**Work required:**
Report how many lines of the entries below contain the word "Thickness", and nothing more.

[Dataset entries on figures]

▽

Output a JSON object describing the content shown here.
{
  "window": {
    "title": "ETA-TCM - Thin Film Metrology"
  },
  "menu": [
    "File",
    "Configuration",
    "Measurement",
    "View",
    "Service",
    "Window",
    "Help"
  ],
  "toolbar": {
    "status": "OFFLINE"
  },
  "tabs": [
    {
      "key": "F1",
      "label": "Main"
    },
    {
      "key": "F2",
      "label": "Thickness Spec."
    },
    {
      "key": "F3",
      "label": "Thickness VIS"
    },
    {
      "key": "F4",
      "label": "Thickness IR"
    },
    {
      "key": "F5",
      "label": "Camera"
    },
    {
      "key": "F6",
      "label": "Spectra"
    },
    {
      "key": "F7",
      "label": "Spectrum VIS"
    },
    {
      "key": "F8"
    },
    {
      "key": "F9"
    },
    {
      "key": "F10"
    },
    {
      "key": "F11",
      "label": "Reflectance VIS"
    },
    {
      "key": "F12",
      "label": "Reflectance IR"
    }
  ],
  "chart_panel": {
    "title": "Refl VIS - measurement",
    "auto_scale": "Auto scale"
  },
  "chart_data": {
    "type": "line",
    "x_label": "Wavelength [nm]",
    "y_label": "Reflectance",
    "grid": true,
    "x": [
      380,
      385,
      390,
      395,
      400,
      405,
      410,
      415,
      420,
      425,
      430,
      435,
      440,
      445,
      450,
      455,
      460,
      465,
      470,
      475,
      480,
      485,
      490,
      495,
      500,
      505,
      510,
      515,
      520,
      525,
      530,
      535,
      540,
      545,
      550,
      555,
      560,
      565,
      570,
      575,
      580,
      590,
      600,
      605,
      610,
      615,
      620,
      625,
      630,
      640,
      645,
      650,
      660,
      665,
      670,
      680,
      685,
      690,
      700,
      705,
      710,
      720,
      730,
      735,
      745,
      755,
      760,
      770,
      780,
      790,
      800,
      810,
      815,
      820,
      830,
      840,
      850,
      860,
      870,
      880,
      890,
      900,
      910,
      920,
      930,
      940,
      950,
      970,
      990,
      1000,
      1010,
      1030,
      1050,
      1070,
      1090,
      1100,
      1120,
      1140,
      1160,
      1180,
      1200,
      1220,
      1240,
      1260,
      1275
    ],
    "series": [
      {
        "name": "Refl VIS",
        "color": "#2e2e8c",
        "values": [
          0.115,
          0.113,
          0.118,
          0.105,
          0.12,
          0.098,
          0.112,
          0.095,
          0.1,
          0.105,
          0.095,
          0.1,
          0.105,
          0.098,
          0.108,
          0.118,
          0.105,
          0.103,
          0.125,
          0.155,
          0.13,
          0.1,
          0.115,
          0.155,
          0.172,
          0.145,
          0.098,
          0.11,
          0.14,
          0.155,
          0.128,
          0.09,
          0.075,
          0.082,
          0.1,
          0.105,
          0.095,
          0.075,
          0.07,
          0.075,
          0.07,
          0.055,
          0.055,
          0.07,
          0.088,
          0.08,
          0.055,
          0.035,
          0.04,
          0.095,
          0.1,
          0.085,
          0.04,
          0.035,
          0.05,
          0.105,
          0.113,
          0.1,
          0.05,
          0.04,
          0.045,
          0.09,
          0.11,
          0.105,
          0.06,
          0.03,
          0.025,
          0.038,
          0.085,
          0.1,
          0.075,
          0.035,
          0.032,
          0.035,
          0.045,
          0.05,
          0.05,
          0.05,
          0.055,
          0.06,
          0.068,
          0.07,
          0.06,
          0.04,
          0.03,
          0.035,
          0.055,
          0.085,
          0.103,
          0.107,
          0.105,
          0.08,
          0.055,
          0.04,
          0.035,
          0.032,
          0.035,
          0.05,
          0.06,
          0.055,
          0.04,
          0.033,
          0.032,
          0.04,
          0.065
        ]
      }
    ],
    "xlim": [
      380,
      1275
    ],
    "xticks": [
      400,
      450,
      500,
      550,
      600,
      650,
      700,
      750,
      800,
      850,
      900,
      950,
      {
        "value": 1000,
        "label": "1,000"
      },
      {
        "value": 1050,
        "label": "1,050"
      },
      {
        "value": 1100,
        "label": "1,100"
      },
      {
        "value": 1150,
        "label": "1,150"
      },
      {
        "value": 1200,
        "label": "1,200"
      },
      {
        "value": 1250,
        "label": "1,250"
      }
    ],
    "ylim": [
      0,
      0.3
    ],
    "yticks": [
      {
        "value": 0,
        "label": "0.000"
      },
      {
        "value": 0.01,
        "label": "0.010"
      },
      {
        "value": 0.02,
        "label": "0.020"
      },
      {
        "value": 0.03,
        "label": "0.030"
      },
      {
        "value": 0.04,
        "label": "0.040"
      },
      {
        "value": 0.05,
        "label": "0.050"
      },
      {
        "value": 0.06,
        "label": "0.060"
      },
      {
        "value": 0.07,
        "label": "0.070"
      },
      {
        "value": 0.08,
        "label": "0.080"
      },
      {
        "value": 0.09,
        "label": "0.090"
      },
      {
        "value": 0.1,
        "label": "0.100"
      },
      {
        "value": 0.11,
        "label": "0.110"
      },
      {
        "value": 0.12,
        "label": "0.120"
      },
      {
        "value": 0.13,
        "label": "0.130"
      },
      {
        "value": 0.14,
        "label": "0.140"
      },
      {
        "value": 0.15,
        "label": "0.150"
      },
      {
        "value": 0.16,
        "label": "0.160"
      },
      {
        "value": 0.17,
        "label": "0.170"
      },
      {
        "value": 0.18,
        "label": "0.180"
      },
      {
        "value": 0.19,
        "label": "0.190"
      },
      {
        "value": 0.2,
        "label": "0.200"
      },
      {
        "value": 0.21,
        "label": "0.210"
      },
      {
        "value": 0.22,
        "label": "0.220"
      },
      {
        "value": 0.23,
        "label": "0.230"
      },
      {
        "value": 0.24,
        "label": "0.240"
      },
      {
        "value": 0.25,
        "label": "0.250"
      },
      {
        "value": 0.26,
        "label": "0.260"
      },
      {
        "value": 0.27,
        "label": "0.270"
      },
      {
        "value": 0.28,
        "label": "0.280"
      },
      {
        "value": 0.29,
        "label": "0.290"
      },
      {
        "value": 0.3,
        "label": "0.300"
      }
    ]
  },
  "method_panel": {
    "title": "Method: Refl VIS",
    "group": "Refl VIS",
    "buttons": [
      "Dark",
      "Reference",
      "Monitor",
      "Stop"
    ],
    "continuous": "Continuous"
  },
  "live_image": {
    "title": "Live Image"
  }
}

△

**Complete output:**
3